## Written task
Quote all entries in full, exactly.

## Given data
-*-*-
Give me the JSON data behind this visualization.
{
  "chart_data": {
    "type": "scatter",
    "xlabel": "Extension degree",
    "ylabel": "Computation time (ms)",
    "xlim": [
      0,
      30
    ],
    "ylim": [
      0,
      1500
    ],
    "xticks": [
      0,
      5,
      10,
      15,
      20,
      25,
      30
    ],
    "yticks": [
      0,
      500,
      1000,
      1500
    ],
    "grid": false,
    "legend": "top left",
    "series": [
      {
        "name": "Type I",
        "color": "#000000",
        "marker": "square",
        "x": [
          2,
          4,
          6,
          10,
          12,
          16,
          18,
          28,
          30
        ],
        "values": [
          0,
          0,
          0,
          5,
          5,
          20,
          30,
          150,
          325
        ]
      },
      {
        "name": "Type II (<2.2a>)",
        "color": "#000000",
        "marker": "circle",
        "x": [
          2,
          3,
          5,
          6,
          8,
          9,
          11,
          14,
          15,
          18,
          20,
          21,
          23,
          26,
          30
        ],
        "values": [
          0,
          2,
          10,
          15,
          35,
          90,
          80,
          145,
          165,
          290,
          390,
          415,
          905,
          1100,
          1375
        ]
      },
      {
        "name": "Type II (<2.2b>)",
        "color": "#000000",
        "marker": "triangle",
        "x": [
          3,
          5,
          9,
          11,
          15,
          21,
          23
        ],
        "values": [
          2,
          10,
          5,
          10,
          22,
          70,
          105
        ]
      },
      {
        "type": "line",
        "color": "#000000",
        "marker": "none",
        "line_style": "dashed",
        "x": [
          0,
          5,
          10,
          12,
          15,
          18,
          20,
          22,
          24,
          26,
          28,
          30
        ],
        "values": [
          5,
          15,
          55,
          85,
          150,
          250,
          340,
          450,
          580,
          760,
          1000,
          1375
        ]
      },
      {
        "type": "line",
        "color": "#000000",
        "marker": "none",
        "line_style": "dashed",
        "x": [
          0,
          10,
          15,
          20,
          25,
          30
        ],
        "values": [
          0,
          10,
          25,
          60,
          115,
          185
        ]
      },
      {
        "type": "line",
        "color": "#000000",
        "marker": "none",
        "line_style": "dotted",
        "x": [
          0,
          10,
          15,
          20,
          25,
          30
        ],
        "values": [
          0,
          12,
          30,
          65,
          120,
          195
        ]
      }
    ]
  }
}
-*-*-
## Response to the exercise
Give me the JSON data behind this visualization.
{
  "chart_data": {
    "type": "scatter",
    "xlabel": "Extension degree",
    "ylabel": "Computation time (ms)",
    "xlim": [
      0,
      30
    ],
    "ylim": [
      0,
      1500
    ],
    "xticks": [
      0,
      5,
      10,
      15,
      20,
      25,
      30
    ],
    "yticks": [
      0,
      500,
      1000,
      1500
    ],
    "grid": false,
    "legend": "top left",
    "series": [
      {
        "name": "Type I",
        "color": "#000000",
        "marker": "square",
        "x": [
          2,
          4,
          6,
          10,
          12,
          16,
          18,
          28,
          30
        ],
        "values": [
          0,
          0,
          0,
          5,
          5,
          20,
          30,
          150,
          325
        ]
      },
      {
        "name": "Type II (<2.2a>)",
        "color": "#000000",
        "marker": "circle",
        "x": [
          2,
          3,
          5,
          6,
          8,
          9,
          11,
          14,
          15,
          18,
          20,
          21,
          23,
          26,
          30
        ],
        "values": [
          0,
          2,
          10,
          15,
          35,
          90,
          80,
          145,
          165,
          290,
          390,
          415,
          905,
          1100,
          1375
        ]
      },
      {
        "name": "Type II (<2.2b>)",
        "color": "#000000",
        "marker": "triangle",
        "x": [
          3,
          5,
          9,
          11,
          15,
          21,
          23
        ],
        "values": [
          2,
          10,
          5,
          10,
          22,
          70,
          105
        ]
      },
      {
        "type": "line",
        "color": "#000000",
        "marker": "none",
        "line_style": "dashed",
        "x": [
          0,
          5,
          10,
          12,
          15,
          18,
          20,
          22,
          24,
          26,
          28,
          30
        ],
        "values": [
          5,
          15,
          55,
          85,
          150,
          250,
          340,
          450,
          580,
          760,
          1000,
          1375
        ]
      },
      {
        "type": "line",
        "color": "#000000",
        "marker": "none",
        "line_style": "dashed",
        "x": [
          0,
          10,
          15,
          20,
          25,
          30
        ],
        "values": [
          0,
          10,
          25,
          60,
          115,
          185
        ]
      },
      {
        "type": "line",
        "color": "#000000",
        "marker": "none",
        "line_style": "dotted",
        "x": [
          0,
          10,
          15,
          20,
          25,
          30
        ],
        "values": [
          0,
          12,
          30,
          65,
          120,
          195
        ]
      }
    ]
  }
}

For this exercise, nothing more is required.